(WHAT THE TASK REQUIRES): Using the listing below, copy every line that mentions "Latest".

(Source data):
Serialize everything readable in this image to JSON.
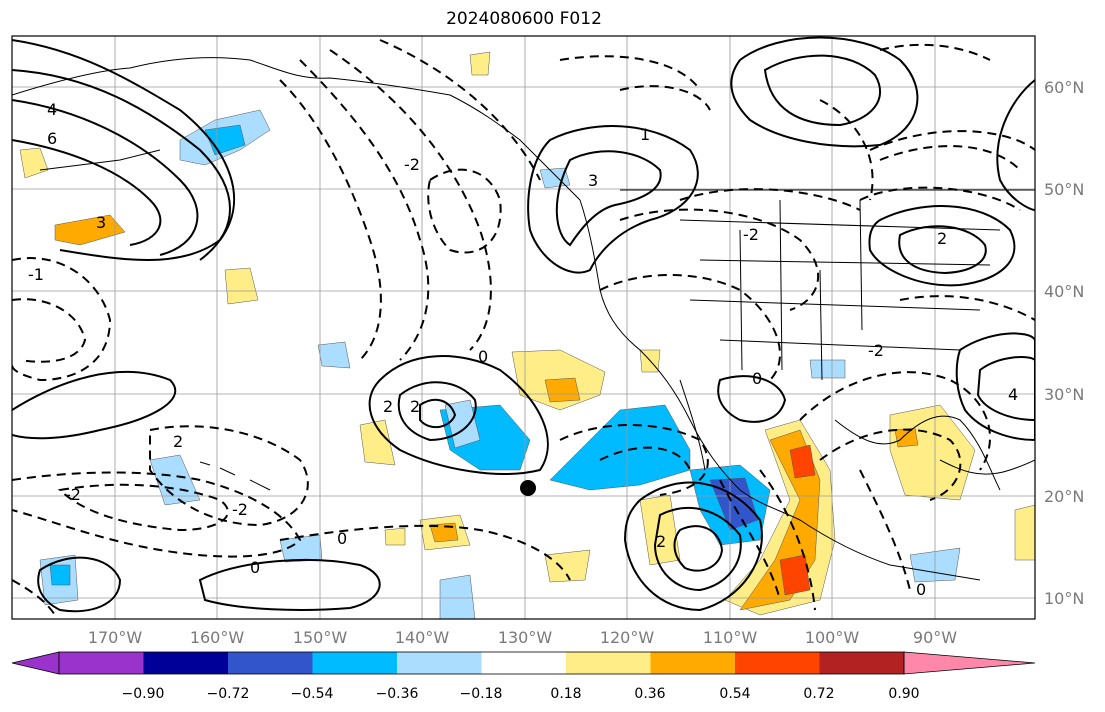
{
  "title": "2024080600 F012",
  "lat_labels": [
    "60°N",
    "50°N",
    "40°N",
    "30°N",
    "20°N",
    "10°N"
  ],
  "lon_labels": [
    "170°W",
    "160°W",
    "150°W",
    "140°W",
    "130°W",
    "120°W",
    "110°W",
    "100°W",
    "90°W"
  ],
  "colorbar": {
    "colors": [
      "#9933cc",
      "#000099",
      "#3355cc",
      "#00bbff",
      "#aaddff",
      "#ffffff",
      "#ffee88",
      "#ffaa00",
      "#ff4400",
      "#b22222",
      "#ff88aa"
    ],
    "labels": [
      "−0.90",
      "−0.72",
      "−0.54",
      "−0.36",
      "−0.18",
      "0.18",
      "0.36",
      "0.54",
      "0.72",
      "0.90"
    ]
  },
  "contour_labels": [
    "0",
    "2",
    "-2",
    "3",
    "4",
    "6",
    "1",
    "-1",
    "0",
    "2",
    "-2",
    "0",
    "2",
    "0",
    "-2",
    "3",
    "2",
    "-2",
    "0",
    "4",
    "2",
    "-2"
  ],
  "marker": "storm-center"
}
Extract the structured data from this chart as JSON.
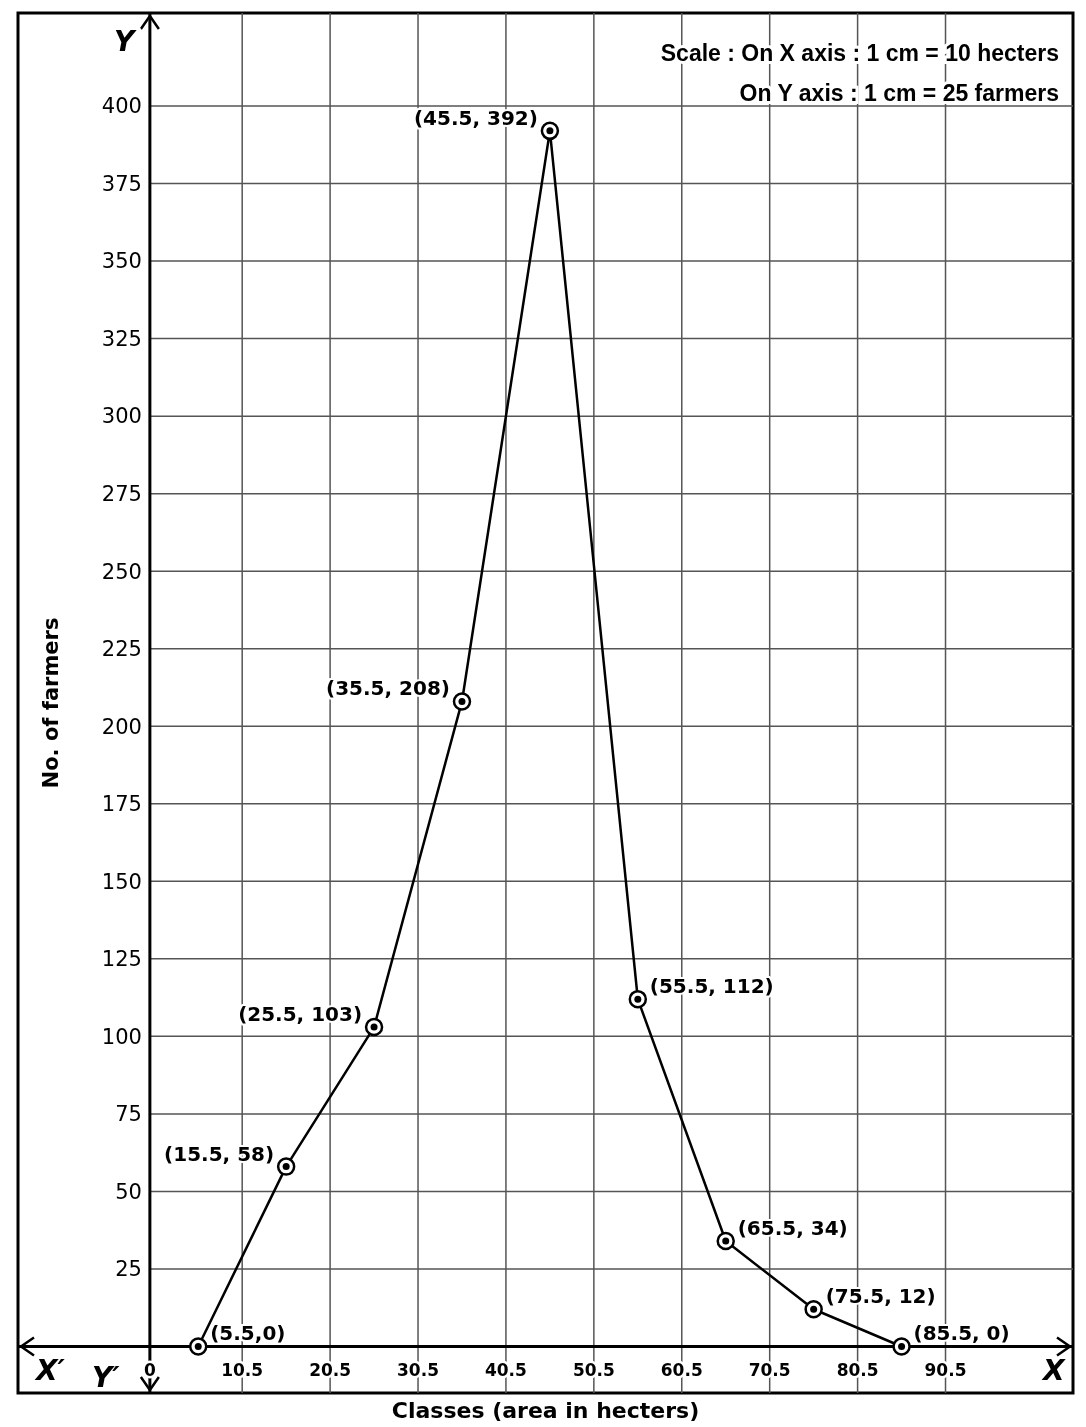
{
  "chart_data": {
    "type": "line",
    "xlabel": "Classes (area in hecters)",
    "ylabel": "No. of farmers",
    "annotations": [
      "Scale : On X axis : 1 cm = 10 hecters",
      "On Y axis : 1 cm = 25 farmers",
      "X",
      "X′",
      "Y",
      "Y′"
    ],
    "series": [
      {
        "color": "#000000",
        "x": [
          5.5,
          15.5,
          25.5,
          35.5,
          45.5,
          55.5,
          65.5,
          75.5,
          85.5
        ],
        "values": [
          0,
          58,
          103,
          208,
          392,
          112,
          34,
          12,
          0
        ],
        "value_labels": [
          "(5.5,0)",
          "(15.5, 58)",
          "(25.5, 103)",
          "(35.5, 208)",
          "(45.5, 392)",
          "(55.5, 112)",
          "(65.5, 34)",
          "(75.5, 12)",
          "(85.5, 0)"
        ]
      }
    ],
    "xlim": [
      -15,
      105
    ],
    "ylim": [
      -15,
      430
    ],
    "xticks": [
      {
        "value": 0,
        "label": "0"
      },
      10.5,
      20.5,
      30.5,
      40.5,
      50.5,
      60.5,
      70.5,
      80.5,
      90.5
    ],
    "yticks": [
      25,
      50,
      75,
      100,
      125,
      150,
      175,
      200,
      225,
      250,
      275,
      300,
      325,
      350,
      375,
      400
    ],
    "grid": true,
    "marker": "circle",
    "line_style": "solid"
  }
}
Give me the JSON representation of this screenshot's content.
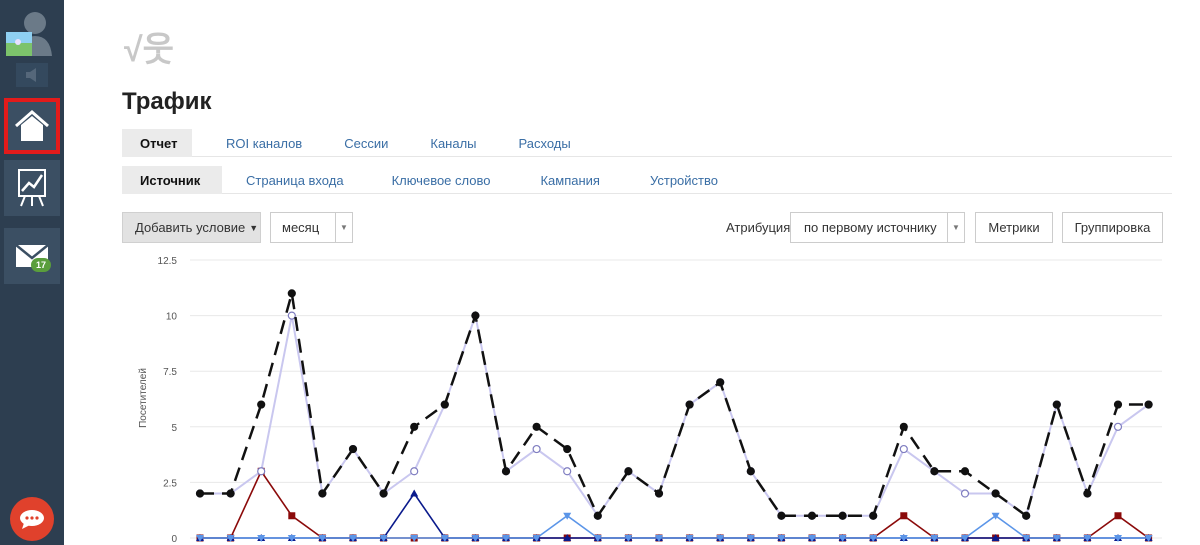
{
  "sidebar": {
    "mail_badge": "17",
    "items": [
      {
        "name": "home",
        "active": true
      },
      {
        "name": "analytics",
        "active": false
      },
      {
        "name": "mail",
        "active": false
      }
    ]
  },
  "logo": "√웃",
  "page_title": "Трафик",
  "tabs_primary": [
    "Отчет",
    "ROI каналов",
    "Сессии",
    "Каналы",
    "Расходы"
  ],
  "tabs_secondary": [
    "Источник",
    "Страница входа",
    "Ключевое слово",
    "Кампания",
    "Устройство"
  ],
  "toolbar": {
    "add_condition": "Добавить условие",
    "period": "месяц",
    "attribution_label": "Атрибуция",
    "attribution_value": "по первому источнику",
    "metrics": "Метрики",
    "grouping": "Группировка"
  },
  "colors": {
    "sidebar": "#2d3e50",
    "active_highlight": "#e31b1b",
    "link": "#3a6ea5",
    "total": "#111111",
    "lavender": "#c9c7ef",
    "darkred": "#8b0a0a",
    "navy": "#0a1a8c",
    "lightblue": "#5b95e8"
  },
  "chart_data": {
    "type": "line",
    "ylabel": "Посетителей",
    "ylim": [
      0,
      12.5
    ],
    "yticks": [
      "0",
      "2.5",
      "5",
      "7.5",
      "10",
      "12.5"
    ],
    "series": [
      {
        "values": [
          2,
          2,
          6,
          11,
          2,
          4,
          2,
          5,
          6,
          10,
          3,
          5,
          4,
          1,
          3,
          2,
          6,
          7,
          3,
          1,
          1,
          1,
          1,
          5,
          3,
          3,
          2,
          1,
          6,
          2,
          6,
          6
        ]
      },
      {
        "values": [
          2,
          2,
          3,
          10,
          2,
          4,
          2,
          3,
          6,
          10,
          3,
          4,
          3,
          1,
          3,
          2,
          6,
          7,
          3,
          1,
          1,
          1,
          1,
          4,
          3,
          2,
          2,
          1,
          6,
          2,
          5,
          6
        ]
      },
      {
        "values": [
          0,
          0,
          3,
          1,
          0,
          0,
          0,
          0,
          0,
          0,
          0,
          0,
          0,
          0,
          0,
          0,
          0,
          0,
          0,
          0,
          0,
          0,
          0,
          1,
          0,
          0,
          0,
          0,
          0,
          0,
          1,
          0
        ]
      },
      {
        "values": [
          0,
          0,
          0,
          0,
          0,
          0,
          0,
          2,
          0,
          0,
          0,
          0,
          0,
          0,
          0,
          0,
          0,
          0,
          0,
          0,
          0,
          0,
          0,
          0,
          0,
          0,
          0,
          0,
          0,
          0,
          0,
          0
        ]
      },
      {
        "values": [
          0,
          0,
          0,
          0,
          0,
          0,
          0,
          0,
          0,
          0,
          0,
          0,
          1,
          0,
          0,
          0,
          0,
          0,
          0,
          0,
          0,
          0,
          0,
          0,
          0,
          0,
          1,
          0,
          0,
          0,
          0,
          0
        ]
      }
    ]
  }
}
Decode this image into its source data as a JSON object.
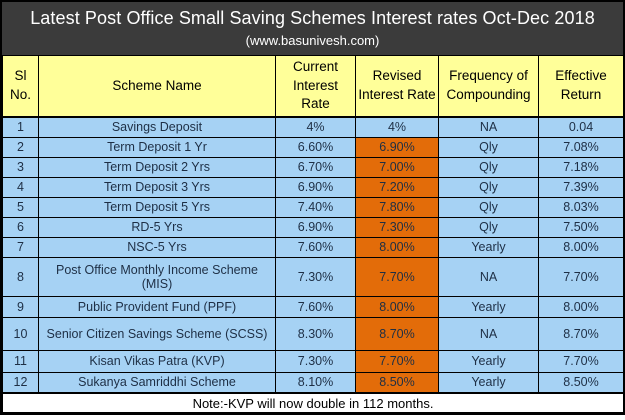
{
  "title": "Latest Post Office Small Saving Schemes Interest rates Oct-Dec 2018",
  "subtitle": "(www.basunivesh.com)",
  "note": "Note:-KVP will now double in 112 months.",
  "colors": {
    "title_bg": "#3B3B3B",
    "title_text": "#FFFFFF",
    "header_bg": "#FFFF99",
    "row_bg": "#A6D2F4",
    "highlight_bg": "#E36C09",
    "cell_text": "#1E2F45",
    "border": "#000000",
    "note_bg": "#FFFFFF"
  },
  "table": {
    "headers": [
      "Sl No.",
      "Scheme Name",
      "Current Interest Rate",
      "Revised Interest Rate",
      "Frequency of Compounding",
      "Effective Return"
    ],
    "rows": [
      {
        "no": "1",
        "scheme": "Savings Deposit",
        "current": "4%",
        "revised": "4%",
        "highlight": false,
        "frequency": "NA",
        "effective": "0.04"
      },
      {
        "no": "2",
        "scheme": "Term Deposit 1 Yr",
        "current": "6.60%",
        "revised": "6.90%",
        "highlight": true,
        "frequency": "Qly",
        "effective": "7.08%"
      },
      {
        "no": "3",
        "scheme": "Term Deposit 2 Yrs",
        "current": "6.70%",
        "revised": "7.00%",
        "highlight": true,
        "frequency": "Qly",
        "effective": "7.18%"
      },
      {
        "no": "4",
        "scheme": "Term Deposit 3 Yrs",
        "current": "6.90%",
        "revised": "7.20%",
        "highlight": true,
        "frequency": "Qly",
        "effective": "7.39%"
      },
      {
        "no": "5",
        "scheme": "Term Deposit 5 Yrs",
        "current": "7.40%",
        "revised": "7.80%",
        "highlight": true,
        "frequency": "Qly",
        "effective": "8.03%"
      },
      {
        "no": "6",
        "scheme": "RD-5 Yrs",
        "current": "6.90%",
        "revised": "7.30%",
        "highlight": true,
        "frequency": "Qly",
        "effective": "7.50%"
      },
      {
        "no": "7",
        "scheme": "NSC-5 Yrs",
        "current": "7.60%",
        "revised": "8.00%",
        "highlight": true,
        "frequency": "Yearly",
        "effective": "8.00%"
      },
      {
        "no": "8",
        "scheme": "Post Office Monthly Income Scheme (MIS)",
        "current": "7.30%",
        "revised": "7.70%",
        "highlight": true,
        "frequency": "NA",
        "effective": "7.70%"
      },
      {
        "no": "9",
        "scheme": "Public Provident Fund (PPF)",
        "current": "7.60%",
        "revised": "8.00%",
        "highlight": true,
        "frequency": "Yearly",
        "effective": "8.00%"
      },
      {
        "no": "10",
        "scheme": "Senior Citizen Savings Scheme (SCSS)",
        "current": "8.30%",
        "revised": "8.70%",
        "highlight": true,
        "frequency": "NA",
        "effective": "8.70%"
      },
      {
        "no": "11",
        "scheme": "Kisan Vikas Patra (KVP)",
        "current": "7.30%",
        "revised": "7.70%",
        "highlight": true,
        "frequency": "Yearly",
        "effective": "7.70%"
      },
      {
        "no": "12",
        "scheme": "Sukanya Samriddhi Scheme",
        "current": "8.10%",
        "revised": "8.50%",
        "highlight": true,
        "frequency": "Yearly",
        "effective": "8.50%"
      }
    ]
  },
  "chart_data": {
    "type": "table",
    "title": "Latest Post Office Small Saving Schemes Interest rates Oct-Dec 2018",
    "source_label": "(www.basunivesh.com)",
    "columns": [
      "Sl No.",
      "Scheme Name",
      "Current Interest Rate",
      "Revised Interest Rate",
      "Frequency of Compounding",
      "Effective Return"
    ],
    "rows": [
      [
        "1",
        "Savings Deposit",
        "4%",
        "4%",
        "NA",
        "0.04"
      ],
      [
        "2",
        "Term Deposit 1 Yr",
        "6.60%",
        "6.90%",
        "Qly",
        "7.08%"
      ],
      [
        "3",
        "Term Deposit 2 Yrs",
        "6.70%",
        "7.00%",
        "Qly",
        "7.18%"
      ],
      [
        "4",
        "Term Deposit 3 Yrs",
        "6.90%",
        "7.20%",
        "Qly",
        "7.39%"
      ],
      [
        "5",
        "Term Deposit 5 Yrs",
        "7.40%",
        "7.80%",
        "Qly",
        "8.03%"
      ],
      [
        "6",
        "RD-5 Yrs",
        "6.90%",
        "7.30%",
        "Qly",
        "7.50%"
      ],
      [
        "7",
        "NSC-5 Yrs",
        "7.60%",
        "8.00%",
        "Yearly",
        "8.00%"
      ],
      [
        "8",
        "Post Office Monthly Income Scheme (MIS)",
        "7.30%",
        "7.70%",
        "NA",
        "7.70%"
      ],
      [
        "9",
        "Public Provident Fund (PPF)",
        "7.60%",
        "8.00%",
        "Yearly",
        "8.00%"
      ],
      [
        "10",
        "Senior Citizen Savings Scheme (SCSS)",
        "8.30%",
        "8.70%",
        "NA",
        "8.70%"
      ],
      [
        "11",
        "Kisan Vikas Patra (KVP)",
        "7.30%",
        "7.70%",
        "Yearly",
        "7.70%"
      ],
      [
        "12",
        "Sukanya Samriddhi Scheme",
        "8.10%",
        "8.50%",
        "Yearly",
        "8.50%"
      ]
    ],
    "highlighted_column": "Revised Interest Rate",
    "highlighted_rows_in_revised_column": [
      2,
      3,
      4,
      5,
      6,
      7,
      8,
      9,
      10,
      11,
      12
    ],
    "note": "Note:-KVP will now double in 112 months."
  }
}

(CORRECT OUTPUT):
  "title": "Latest Post Office Small Saving Schemes Interest rates Oct-Dec 2018",
    "title": "Latest Post Office Small Saving Schemes Interest rates Oct-Dec 2018",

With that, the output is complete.